Work instructions
Where does the string "Veamos" appear in the records? Copy every line that contains it.
-------- Extracted material --------
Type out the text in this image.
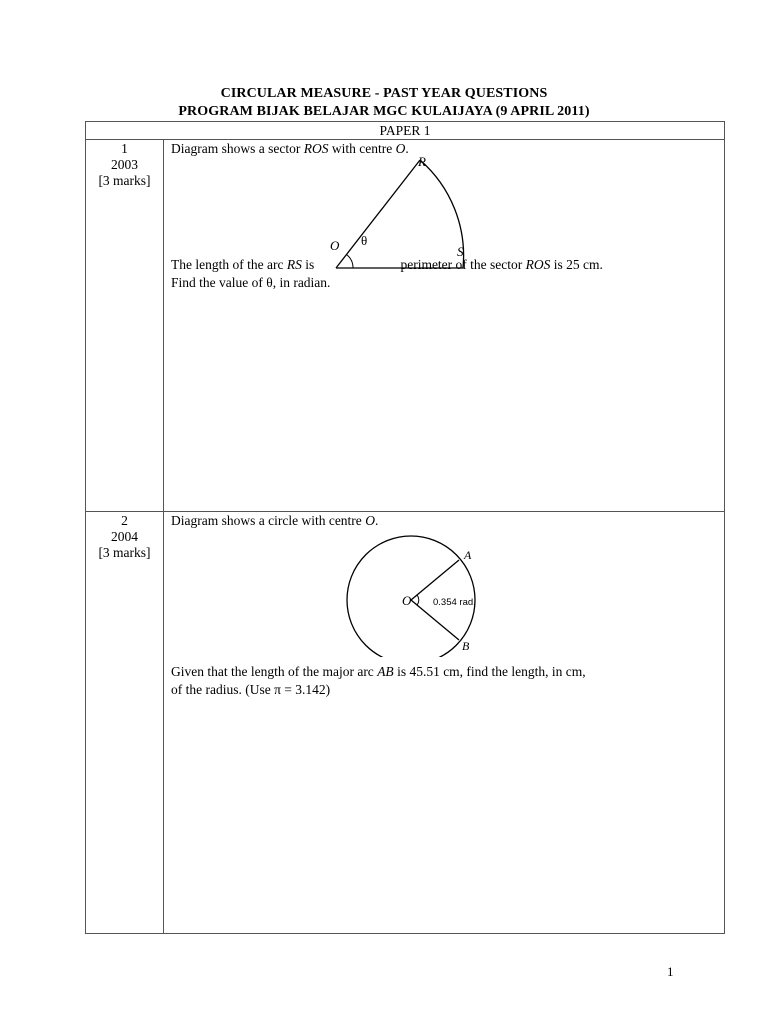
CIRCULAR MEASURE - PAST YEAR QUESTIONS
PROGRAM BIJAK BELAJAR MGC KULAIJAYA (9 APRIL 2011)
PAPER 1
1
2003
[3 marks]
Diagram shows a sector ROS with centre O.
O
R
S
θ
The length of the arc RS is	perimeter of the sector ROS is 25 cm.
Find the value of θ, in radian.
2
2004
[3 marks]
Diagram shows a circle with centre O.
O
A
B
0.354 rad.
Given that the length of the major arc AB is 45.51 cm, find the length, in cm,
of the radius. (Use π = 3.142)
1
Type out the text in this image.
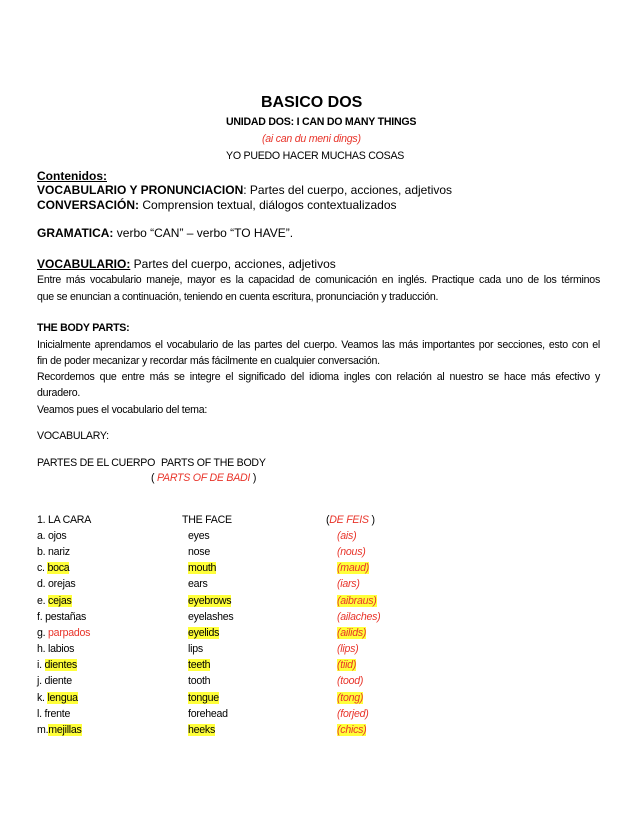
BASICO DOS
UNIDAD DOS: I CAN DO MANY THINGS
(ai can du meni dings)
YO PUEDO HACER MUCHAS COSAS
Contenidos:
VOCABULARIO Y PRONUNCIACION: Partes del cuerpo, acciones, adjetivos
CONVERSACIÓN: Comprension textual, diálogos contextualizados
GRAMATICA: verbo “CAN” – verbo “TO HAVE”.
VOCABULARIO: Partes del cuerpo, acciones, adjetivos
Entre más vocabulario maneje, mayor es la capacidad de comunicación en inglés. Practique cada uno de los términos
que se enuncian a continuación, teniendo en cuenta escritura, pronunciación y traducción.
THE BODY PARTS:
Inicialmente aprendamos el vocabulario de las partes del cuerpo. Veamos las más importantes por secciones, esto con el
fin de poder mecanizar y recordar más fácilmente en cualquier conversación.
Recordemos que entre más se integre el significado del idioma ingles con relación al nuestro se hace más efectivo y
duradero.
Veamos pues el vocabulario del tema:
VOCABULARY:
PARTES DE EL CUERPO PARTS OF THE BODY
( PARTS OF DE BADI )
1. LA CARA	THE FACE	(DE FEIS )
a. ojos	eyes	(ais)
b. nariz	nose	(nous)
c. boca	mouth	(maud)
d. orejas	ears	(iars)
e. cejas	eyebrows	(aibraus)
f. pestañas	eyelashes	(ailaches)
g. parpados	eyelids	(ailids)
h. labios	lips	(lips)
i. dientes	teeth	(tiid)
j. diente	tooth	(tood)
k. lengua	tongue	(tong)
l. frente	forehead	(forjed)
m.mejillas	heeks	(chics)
--------
Output for this task
Inicialmente aprendamos el vocabulario de las partes del cuerpo. Veamos las más importantes por secciones, esto con el
Veamos pues el vocabulario del tema:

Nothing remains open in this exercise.